**Requirement**
Select each line where the word "color" appears.

Figure record extracts:

◇ ◇ ◇ ◇ ◇

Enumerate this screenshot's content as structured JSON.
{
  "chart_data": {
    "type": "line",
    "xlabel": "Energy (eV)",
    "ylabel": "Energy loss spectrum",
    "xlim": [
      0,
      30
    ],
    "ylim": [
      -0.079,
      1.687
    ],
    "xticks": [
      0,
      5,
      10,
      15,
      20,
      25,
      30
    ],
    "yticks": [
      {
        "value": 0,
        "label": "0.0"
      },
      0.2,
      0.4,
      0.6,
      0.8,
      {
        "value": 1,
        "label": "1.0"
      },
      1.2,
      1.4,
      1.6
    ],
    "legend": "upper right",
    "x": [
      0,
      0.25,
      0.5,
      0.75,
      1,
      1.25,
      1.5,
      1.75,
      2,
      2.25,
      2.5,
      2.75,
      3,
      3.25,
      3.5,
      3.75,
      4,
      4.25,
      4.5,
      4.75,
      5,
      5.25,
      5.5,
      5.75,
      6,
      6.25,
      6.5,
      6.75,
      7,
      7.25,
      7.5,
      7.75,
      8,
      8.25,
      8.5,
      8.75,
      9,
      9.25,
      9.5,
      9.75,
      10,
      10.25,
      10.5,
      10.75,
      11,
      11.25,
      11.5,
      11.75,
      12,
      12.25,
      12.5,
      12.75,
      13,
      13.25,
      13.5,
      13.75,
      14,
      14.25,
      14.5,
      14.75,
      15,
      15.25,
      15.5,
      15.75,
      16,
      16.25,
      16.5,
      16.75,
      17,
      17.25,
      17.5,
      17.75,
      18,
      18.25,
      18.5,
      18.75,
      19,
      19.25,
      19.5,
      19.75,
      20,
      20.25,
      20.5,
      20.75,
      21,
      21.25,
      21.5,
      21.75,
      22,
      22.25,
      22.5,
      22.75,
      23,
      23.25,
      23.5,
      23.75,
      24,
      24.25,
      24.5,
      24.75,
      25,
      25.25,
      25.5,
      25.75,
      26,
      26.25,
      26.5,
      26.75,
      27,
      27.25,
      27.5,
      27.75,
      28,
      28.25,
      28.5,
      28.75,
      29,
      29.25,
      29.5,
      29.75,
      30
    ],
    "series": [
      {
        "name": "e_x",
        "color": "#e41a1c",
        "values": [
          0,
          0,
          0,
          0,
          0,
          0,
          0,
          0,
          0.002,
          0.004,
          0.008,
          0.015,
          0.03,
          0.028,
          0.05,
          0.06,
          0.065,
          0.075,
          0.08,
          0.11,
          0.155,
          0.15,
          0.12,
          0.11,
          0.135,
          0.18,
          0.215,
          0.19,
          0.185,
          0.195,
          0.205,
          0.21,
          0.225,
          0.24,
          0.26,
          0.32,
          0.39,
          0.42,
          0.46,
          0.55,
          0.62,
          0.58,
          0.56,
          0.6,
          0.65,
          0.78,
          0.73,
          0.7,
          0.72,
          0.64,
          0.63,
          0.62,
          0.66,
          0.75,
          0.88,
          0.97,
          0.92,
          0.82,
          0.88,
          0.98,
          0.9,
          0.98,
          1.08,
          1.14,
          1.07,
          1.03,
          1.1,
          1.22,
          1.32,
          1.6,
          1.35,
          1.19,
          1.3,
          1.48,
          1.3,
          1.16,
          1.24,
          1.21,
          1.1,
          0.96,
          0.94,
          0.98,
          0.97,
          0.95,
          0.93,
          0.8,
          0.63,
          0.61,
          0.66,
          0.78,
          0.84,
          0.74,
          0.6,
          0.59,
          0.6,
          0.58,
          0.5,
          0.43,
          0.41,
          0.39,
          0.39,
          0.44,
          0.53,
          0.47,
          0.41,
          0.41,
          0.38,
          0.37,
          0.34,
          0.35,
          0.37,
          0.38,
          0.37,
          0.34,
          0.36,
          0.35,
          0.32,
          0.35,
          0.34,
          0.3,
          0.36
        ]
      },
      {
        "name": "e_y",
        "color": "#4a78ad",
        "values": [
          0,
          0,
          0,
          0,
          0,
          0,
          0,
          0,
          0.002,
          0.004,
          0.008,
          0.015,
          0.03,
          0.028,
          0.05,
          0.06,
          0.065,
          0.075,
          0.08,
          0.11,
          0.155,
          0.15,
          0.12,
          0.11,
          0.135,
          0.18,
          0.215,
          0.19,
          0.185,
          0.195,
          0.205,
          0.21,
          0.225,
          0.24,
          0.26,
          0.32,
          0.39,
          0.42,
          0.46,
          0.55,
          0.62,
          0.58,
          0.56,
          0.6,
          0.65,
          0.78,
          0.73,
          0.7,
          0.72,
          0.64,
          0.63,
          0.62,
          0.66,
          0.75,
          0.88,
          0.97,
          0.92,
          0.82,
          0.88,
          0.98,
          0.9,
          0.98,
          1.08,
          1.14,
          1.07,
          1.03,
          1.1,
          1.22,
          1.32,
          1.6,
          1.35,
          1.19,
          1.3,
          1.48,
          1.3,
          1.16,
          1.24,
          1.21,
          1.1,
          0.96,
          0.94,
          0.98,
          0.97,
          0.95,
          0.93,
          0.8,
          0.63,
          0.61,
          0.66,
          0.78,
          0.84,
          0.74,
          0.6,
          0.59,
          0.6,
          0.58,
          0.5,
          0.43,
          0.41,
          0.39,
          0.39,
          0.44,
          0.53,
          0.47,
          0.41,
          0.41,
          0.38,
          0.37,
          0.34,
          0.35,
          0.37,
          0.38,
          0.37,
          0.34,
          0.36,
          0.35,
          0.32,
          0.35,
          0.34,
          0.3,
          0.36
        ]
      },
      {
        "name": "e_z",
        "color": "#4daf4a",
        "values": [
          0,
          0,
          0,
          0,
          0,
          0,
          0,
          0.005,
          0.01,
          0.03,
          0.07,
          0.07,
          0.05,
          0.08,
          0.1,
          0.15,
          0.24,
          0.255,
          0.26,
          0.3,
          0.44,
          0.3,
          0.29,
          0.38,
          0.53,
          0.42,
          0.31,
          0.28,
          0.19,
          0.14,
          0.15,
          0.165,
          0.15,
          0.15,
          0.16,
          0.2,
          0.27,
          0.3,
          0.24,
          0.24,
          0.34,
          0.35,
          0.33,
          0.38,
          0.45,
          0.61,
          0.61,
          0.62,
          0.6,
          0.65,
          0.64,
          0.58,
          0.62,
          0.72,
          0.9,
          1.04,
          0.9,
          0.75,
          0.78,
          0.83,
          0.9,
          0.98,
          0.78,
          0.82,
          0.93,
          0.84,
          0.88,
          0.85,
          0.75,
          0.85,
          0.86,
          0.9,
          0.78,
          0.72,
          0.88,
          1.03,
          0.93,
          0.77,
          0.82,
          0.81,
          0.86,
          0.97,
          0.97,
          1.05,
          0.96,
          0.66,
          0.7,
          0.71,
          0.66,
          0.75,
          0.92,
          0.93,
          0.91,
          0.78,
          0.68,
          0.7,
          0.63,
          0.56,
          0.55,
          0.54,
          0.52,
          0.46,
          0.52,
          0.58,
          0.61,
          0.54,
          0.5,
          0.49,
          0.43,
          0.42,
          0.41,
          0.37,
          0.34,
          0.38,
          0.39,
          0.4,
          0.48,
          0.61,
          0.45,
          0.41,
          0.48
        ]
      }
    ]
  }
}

◇ ◇ ◇ ◇ ◇

**Written response**
        "color": "#e41a1c",
        "color": "#4a78ad",
        "color": "#4daf4a",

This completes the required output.